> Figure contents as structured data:

=-=-=

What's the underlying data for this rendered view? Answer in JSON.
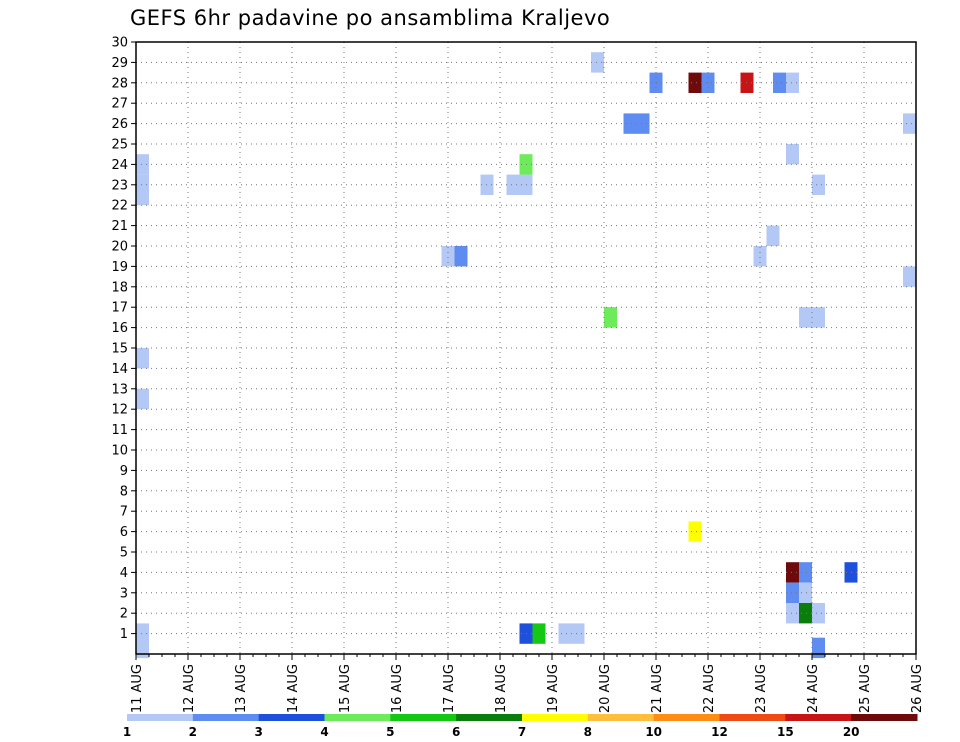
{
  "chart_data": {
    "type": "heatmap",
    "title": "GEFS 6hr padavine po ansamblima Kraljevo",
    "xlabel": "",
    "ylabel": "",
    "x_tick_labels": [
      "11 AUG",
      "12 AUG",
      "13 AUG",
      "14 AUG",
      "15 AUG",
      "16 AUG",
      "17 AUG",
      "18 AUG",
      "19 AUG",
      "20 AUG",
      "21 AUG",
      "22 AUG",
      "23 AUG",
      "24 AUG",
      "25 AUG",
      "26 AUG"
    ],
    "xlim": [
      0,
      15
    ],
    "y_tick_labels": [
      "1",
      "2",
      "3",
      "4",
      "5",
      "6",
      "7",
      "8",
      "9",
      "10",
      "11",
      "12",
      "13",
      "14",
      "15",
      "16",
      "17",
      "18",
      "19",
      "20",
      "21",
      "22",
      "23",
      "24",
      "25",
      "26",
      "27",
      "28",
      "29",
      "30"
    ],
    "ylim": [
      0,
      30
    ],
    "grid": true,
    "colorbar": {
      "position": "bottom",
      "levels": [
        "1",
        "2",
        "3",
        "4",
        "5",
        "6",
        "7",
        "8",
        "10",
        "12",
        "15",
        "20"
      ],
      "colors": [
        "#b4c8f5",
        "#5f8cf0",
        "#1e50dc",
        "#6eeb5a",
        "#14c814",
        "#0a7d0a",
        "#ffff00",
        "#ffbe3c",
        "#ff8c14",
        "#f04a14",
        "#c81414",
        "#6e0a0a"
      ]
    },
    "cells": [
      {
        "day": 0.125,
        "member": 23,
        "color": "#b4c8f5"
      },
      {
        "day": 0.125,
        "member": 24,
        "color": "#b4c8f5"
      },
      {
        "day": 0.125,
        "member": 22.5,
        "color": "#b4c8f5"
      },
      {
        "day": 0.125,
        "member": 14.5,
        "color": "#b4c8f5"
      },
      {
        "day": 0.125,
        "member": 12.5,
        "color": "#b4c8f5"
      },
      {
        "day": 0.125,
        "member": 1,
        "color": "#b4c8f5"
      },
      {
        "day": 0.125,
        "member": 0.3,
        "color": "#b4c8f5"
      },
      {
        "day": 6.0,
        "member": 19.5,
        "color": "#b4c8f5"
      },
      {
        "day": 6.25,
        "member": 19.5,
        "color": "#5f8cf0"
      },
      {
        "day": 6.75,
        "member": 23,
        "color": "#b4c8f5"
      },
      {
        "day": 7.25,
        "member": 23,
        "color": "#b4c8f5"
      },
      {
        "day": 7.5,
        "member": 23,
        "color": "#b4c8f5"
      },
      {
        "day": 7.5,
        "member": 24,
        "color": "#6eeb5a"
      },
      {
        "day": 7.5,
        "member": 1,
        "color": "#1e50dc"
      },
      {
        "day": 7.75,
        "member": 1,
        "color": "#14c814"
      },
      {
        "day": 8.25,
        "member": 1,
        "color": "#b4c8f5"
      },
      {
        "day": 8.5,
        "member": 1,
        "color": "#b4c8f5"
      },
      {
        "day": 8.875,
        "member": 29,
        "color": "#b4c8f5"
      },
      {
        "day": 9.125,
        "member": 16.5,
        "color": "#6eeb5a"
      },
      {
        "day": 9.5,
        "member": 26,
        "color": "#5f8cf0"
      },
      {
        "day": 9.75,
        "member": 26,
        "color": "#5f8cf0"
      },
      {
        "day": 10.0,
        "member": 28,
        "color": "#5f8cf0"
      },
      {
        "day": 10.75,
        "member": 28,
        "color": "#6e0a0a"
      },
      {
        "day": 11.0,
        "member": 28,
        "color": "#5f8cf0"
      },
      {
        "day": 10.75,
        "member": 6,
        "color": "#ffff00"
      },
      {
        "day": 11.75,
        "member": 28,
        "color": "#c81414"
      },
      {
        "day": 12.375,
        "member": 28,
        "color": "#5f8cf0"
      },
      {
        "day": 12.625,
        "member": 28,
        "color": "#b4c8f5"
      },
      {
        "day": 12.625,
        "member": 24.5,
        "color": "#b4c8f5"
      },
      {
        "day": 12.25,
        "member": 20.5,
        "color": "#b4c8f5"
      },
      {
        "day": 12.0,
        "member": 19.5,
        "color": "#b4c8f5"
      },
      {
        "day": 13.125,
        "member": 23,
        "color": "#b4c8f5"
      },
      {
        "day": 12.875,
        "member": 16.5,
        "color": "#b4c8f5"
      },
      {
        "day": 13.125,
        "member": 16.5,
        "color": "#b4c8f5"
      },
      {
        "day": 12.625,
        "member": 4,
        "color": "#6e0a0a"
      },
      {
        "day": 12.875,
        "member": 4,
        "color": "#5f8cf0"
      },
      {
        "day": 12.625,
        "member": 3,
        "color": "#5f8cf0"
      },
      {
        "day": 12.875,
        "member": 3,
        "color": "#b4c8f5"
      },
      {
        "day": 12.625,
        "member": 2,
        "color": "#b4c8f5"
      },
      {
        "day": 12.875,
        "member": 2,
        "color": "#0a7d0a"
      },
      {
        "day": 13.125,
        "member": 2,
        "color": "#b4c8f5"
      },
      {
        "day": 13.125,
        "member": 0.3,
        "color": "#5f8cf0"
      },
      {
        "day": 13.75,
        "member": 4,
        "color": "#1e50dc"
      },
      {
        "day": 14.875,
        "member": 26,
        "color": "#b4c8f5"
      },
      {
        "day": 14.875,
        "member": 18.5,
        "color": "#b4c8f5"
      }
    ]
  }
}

=-=-=

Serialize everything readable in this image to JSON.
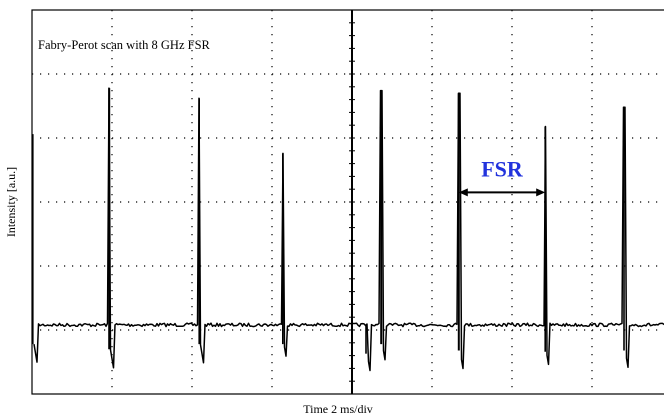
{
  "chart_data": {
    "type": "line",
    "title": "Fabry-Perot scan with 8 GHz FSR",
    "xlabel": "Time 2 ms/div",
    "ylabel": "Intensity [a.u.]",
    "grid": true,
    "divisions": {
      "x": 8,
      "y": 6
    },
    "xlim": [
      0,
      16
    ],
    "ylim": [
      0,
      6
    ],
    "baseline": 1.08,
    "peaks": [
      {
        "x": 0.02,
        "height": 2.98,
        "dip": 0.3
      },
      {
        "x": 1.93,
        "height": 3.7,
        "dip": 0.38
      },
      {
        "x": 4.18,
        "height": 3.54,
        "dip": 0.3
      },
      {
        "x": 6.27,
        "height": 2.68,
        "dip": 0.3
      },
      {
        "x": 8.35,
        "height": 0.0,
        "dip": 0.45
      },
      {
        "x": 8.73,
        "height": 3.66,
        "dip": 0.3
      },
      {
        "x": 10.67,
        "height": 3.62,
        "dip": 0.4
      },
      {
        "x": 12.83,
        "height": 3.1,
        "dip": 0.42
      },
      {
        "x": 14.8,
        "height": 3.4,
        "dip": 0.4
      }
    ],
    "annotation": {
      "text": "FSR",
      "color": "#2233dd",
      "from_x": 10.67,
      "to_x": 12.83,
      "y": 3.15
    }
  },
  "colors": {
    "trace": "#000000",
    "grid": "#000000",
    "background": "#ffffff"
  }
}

=-=-=

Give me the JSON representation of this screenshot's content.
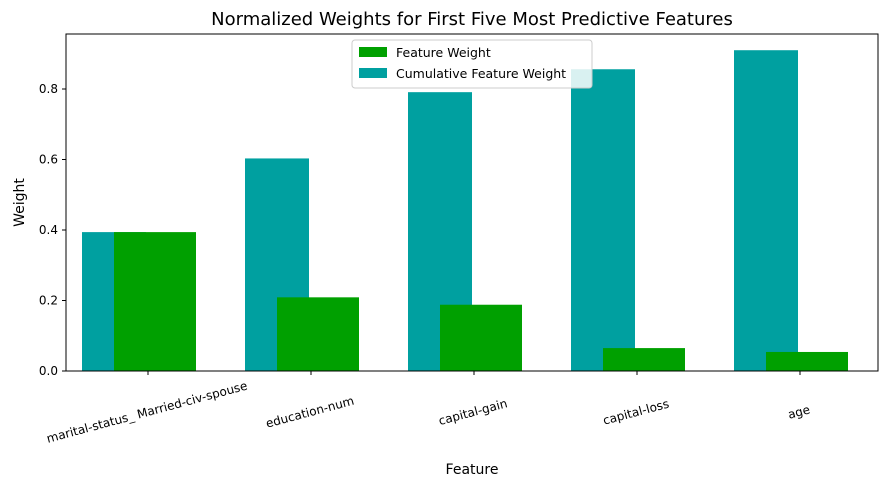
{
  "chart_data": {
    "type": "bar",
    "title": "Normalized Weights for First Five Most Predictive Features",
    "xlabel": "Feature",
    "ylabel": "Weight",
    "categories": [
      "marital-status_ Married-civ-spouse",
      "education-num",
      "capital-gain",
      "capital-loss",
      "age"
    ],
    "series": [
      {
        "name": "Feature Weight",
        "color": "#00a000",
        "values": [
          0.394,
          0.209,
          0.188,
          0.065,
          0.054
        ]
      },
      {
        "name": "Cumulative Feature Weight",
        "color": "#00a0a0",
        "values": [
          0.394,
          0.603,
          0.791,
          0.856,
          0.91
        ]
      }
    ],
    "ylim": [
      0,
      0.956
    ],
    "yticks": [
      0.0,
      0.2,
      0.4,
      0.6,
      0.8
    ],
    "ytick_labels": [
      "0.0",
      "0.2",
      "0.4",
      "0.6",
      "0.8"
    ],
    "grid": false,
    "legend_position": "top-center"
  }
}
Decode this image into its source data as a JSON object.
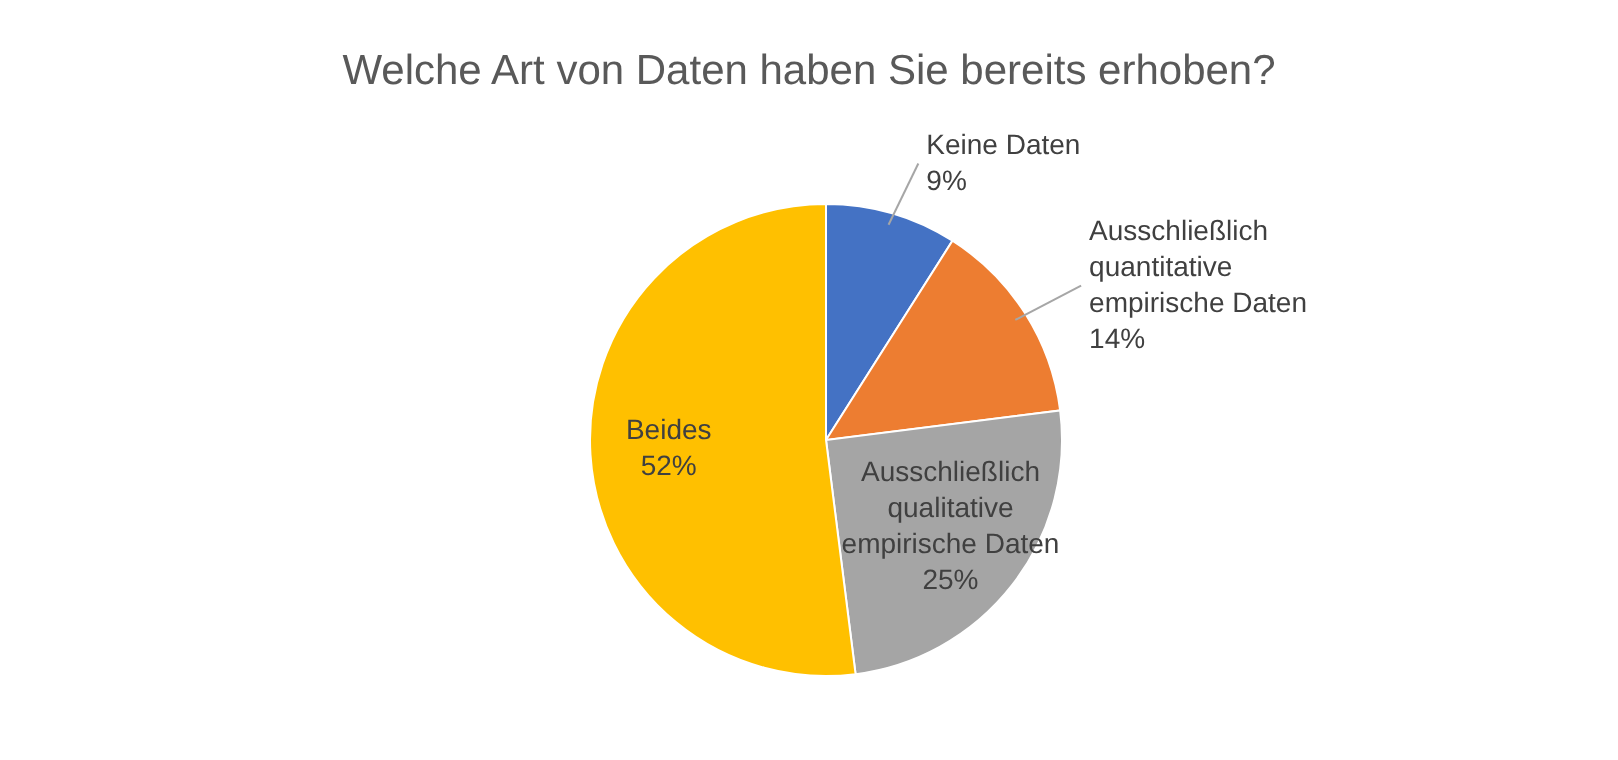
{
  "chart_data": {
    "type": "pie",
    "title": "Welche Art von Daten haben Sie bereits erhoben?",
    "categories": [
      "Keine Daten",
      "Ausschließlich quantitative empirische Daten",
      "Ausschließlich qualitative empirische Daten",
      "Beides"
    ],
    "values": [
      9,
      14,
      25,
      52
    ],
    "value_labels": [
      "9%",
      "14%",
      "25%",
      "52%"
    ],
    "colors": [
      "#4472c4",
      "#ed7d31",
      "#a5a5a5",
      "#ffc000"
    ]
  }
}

=-=-=

> WHAT NEEDS TO BE DONE: Look through the entries and return every line where "empirische" appears.

> FULL OUTPUT:
      "Ausschließlich quantitative empirische Daten",
      "Ausschließlich qualitative empirische Daten",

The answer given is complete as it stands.